Repeat every entry in the listing below, exactly.

+ + + + +

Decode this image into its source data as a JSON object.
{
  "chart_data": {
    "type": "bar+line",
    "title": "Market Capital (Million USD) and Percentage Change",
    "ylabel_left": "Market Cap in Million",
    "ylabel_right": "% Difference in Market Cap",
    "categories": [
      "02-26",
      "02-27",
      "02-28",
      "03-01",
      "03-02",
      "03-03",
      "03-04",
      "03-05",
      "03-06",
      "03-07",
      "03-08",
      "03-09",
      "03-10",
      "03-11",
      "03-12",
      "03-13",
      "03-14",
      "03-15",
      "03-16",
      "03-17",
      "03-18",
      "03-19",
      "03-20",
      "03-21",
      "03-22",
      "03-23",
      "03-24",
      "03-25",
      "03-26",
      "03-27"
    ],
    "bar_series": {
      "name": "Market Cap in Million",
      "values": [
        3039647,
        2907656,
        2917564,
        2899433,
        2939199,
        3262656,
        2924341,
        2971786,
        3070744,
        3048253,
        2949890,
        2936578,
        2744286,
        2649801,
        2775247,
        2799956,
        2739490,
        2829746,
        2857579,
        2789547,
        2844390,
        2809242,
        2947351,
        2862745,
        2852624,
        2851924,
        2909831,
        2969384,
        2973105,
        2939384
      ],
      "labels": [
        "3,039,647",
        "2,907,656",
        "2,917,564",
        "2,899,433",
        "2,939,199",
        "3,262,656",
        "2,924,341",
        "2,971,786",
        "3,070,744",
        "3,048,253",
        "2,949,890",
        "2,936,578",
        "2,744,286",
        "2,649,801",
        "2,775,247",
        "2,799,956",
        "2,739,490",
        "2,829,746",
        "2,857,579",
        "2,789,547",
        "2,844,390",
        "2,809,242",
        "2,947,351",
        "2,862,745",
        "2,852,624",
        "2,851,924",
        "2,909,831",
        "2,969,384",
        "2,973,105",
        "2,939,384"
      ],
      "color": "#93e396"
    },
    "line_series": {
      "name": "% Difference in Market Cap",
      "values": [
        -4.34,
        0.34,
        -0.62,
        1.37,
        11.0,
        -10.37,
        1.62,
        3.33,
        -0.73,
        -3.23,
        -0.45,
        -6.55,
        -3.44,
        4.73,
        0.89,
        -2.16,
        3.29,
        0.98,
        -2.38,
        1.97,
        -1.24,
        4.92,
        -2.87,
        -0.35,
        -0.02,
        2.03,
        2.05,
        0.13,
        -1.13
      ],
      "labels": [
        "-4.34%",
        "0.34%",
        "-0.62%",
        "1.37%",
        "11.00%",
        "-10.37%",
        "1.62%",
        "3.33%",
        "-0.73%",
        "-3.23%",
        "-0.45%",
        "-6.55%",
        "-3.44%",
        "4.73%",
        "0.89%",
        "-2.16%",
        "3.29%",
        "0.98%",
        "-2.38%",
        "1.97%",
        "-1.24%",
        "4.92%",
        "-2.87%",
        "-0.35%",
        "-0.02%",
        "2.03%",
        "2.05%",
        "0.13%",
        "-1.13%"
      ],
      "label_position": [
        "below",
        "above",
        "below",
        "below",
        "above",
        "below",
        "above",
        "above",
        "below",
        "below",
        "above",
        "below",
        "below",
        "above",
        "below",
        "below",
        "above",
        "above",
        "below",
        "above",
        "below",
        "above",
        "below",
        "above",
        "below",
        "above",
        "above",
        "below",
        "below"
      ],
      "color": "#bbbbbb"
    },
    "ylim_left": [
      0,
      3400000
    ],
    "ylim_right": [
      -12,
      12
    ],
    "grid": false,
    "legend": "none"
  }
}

+ + + + +

Response to the task.
Decode this image into its source data as a JSON object.
{
  "chart_data": {
    "type": "bar+line",
    "title": "Market Capital (Million USD) and Percentage Change",
    "ylabel_left": "Market Cap in Million",
    "ylabel_right": "% Difference in Market Cap",
    "categories": [
      "02-26",
      "02-27",
      "02-28",
      "03-01",
      "03-02",
      "03-03",
      "03-04",
      "03-05",
      "03-06",
      "03-07",
      "03-08",
      "03-09",
      "03-10",
      "03-11",
      "03-12",
      "03-13",
      "03-14",
      "03-15",
      "03-16",
      "03-17",
      "03-18",
      "03-19",
      "03-20",
      "03-21",
      "03-22",
      "03-23",
      "03-24",
      "03-25",
      "03-26",
      "03-27"
    ],
    "bar_series": {
      "name": "Market Cap in Million",
      "values": [
        3039647,
        2907656,
        2917564,
        2899433,
        2939199,
        3262656,
        2924341,
        2971786,
        3070744,
        3048253,
        2949890,
        2936578,
        2744286,
        2649801,
        2775247,
        2799956,
        2739490,
        2829746,
        2857579,
        2789547,
        2844390,
        2809242,
        2947351,
        2862745,
        2852624,
        2851924,
        2909831,
        2969384,
        2973105,
        2939384
      ],
      "labels": [
        "3,039,647",
        "2,907,656",
        "2,917,564",
        "2,899,433",
        "2,939,199",
        "3,262,656",
        "2,924,341",
        "2,971,786",
        "3,070,744",
        "3,048,253",
        "2,949,890",
        "2,936,578",
        "2,744,286",
        "2,649,801",
        "2,775,247",
        "2,799,956",
        "2,739,490",
        "2,829,746",
        "2,857,579",
        "2,789,547",
        "2,844,390",
        "2,809,242",
        "2,947,351",
        "2,862,745",
        "2,852,624",
        "2,851,924",
        "2,909,831",
        "2,969,384",
        "2,973,105",
        "2,939,384"
      ],
      "color": "#93e396"
    },
    "line_series": {
      "name": "% Difference in Market Cap",
      "values": [
        -4.34,
        0.34,
        -0.62,
        1.37,
        11.0,
        -10.37,
        1.62,
        3.33,
        -0.73,
        -3.23,
        -0.45,
        -6.55,
        -3.44,
        4.73,
        0.89,
        -2.16,
        3.29,
        0.98,
        -2.38,
        1.97,
        -1.24,
        4.92,
        -2.87,
        -0.35,
        -0.02,
        2.03,
        2.05,
        0.13,
        -1.13
      ],
      "labels": [
        "-4.34%",
        "0.34%",
        "-0.62%",
        "1.37%",
        "11.00%",
        "-10.37%",
        "1.62%",
        "3.33%",
        "-0.73%",
        "-3.23%",
        "-0.45%",
        "-6.55%",
        "-3.44%",
        "4.73%",
        "0.89%",
        "-2.16%",
        "3.29%",
        "0.98%",
        "-2.38%",
        "1.97%",
        "-1.24%",
        "4.92%",
        "-2.87%",
        "-0.35%",
        "-0.02%",
        "2.03%",
        "2.05%",
        "0.13%",
        "-1.13%"
      ],
      "label_position": [
        "below",
        "above",
        "below",
        "below",
        "above",
        "below",
        "above",
        "above",
        "below",
        "below",
        "above",
        "below",
        "below",
        "above",
        "below",
        "below",
        "above",
        "above",
        "below",
        "above",
        "below",
        "above",
        "below",
        "above",
        "below",
        "above",
        "above",
        "below",
        "below"
      ],
      "color": "#bbbbbb"
    },
    "ylim_left": [
      0,
      3400000
    ],
    "ylim_right": [
      -12,
      12
    ],
    "grid": false,
    "legend": "none"
  }
}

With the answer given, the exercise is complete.